[BEGIN SUPPLIED INFORMATION]
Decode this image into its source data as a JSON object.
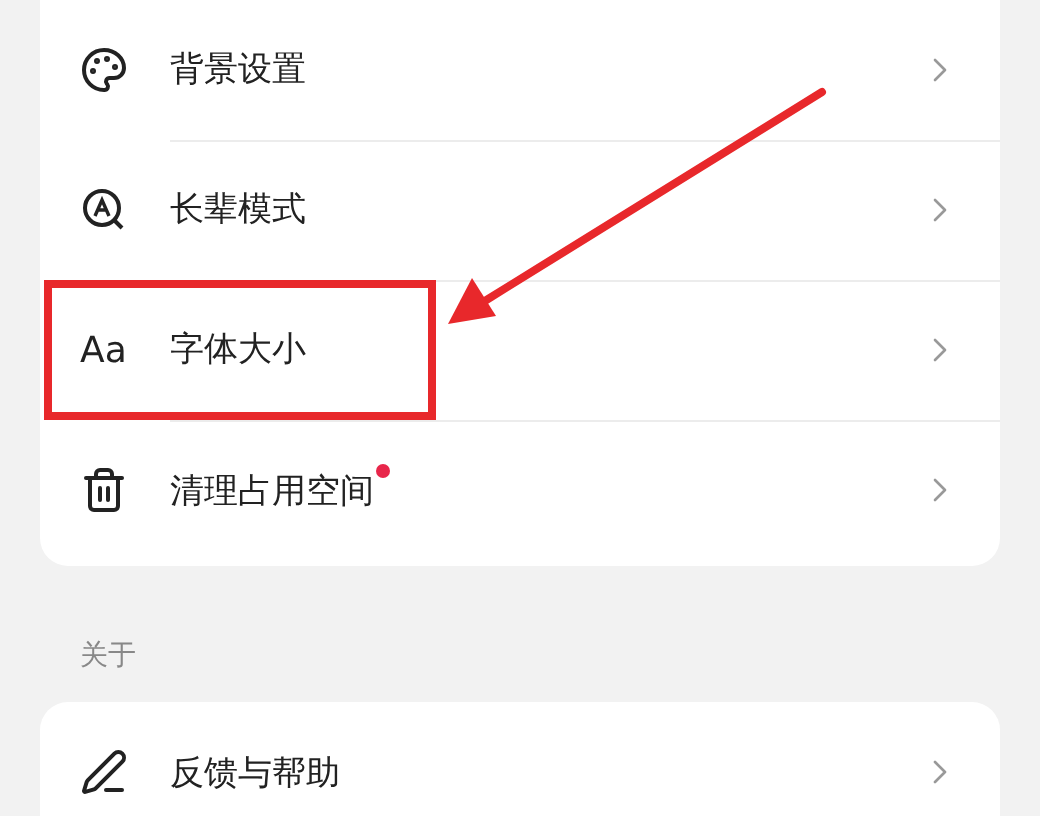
{
  "settings_card": {
    "items": [
      {
        "kind": "icon",
        "label": "背景设置",
        "highlighted": false,
        "badge": false
      },
      {
        "kind": "icon",
        "label": "长辈模式",
        "highlighted": false,
        "badge": false
      },
      {
        "kind": "text-icon",
        "icon_text": "Aa",
        "label": "字体大小",
        "highlighted": true,
        "badge": false
      },
      {
        "kind": "icon",
        "label": "清理占用空间",
        "highlighted": false,
        "badge": true
      }
    ]
  },
  "about_section": {
    "title": "关于",
    "items": [
      {
        "kind": "icon",
        "label": "反馈与帮助",
        "highlighted": false,
        "badge": false
      }
    ]
  }
}
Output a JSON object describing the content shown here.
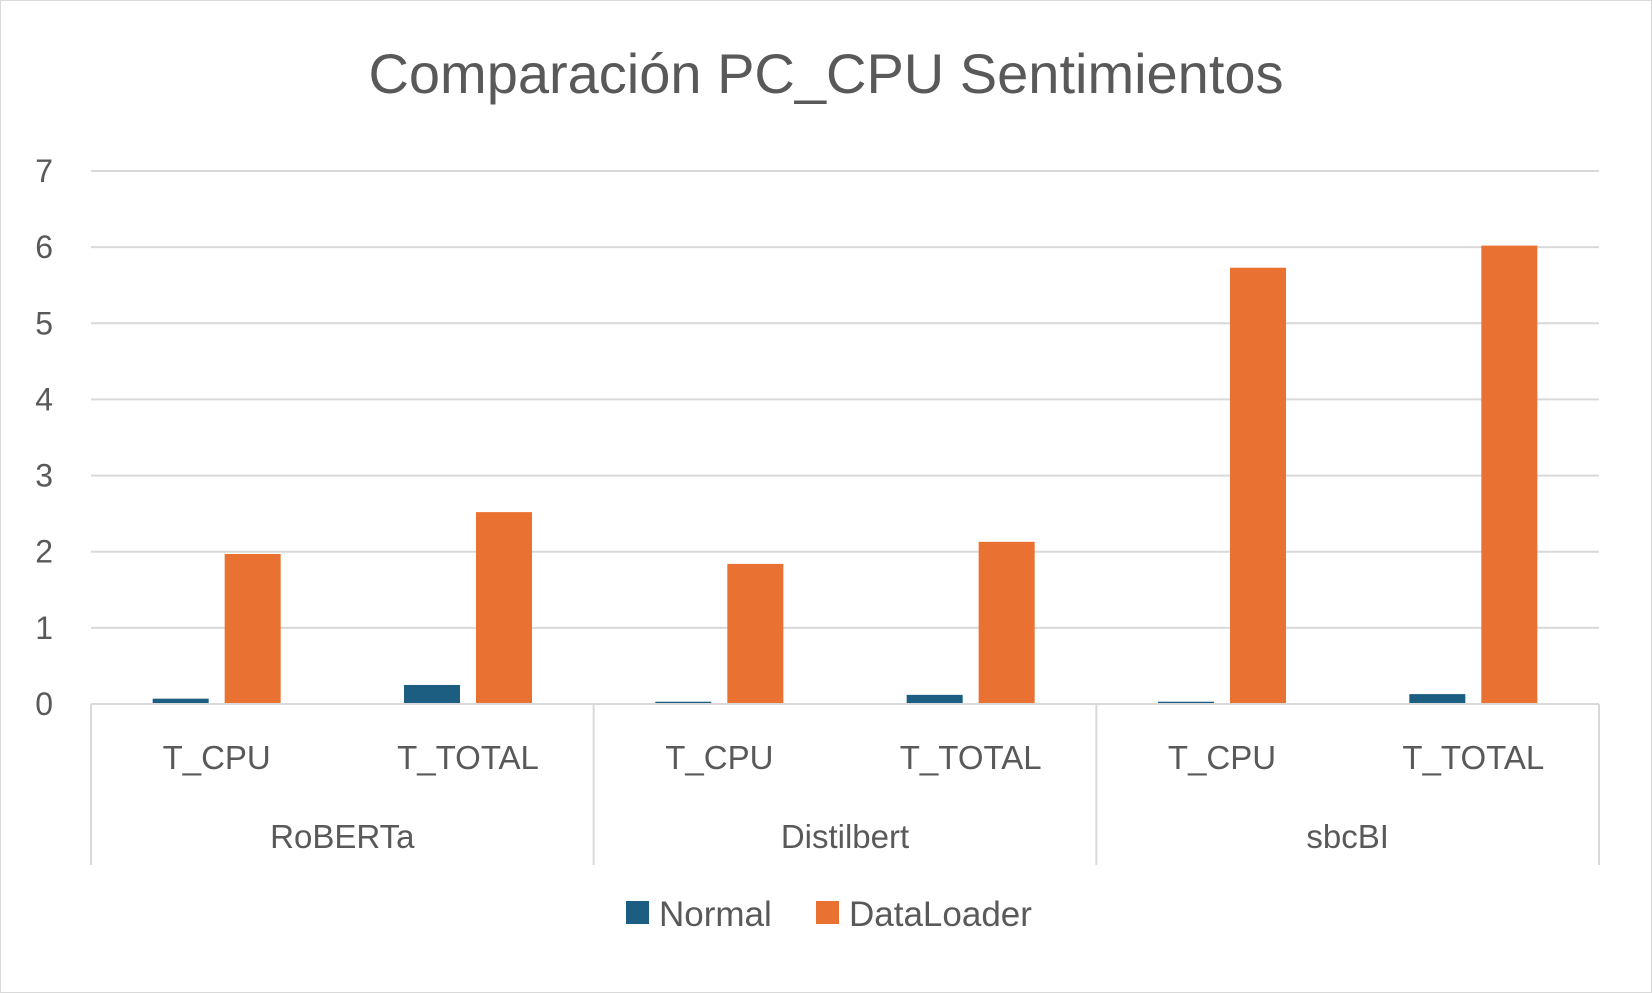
{
  "chart_data": {
    "type": "bar",
    "title": "Comparación PC_CPU Sentimientos",
    "xlabel": "",
    "ylabel": "",
    "ylim": [
      0,
      7
    ],
    "yticks": [
      0,
      1,
      2,
      3,
      4,
      5,
      6,
      7
    ],
    "grid": true,
    "legend_position": "bottom",
    "groups": [
      "RoBERTa",
      "Distilbert",
      "sbcBI"
    ],
    "categories": [
      "T_CPU",
      "T_TOTAL",
      "T_CPU",
      "T_TOTAL",
      "T_CPU",
      "T_TOTAL"
    ],
    "series": [
      {
        "name": "Normal",
        "color": "#1b5e82",
        "values": [
          0.07,
          0.25,
          0.03,
          0.12,
          0.03,
          0.13
        ]
      },
      {
        "name": "DataLoader",
        "color": "#e97132",
        "values": [
          1.97,
          2.52,
          1.84,
          2.13,
          5.73,
          6.02
        ]
      }
    ]
  }
}
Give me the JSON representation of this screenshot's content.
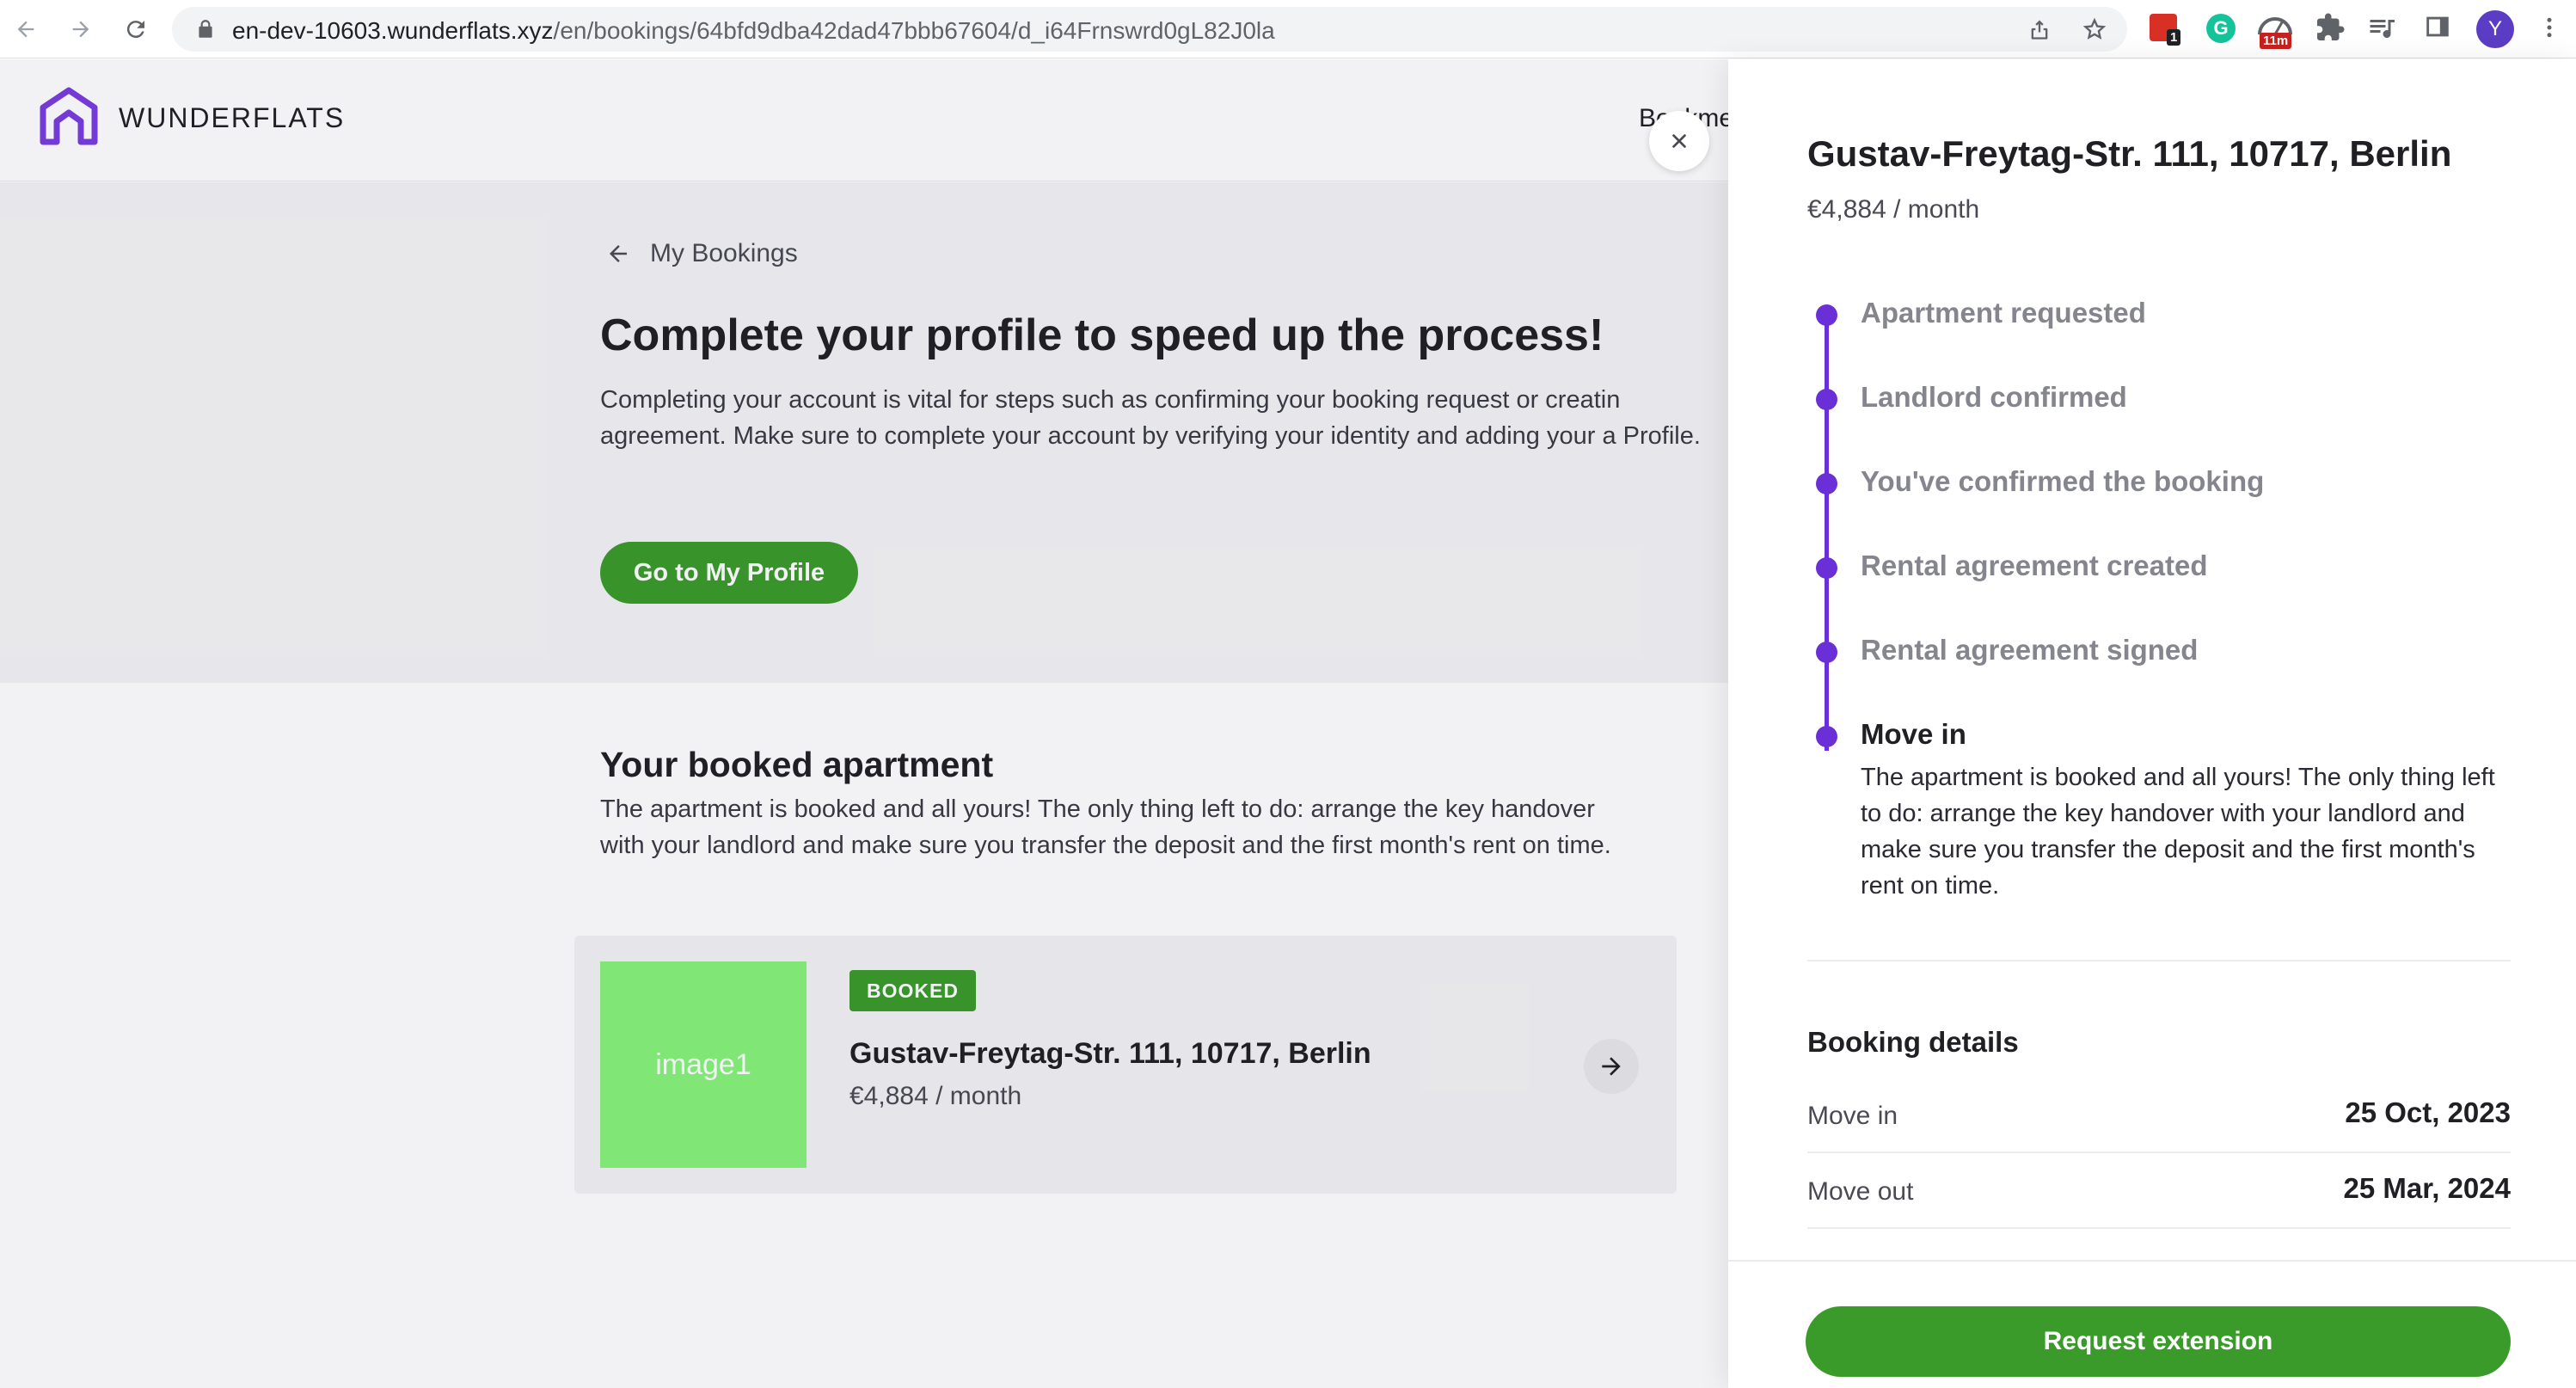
{
  "browser": {
    "url_host": "en-dev-10603.wunderflats.xyz",
    "url_path": "/en/bookings/64bfd9dba42dad47bbb67604/d_i64Frnswrd0gL82J0la",
    "extensions": [
      {
        "name": "calendar-extension-icon",
        "badge": "1"
      },
      {
        "name": "grammarly-icon",
        "badge": ""
      },
      {
        "name": "timer-extension-icon",
        "badge": "11m"
      },
      {
        "name": "puzzle-icon",
        "badge": ""
      },
      {
        "name": "reading-list-icon",
        "badge": ""
      },
      {
        "name": "side-panel-icon",
        "badge": ""
      }
    ],
    "profile_initial": "Y"
  },
  "site": {
    "logo_text": "WUNDERFLATS",
    "header_link": "Bookme"
  },
  "hero": {
    "back_label": "My Bookings",
    "title": "Complete your profile to speed up the process!",
    "description": "Completing your account is vital for steps such as confirming your booking request or creatin agreement. Make sure to complete your account by verifying your identity and adding your a Profile.",
    "button_label": "Go to My Profile"
  },
  "booked": {
    "title": "Your booked apartment",
    "description": "The apartment is booked and all yours! The only thing left to do: arrange the key handover with your landlord and make sure you transfer the deposit and the first month's rent on time.",
    "card": {
      "image_label": "image1",
      "badge": "BOOKED",
      "address": "Gustav-Freytag-Str. 111, 10717, Berlin",
      "price": "€4,884 / month"
    }
  },
  "panel": {
    "title": "Gustav-Freytag-Str. 111, 10717, Berlin",
    "price": "€4,884 / month",
    "steps": [
      {
        "label": "Apartment requested"
      },
      {
        "label": "Landlord confirmed"
      },
      {
        "label": "You've confirmed the booking"
      },
      {
        "label": "Rental agreement created"
      },
      {
        "label": "Rental agreement signed"
      },
      {
        "label": "Move in",
        "description": "The apartment is booked and all yours! The only thing left to do: arrange the key handover with your landlord and make sure you transfer the deposit and the first month's rent on time."
      }
    ],
    "details_title": "Booking details",
    "details": [
      {
        "label": "Move in",
        "value": "25 Oct, 2023"
      },
      {
        "label": "Move out",
        "value": "25 Mar, 2024"
      }
    ],
    "footer_button": "Request extension"
  },
  "colors": {
    "accent_green": "#3b9b2a",
    "timeline_purple": "#6a2fd6",
    "image_placeholder": "#86f37a"
  }
}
[END SUPPLIED INFORMATION]
_YOUR GOAL_:
Each line above that includes "left" counts once; state the total and nothing more.

_SOLUTION BELOW_:
2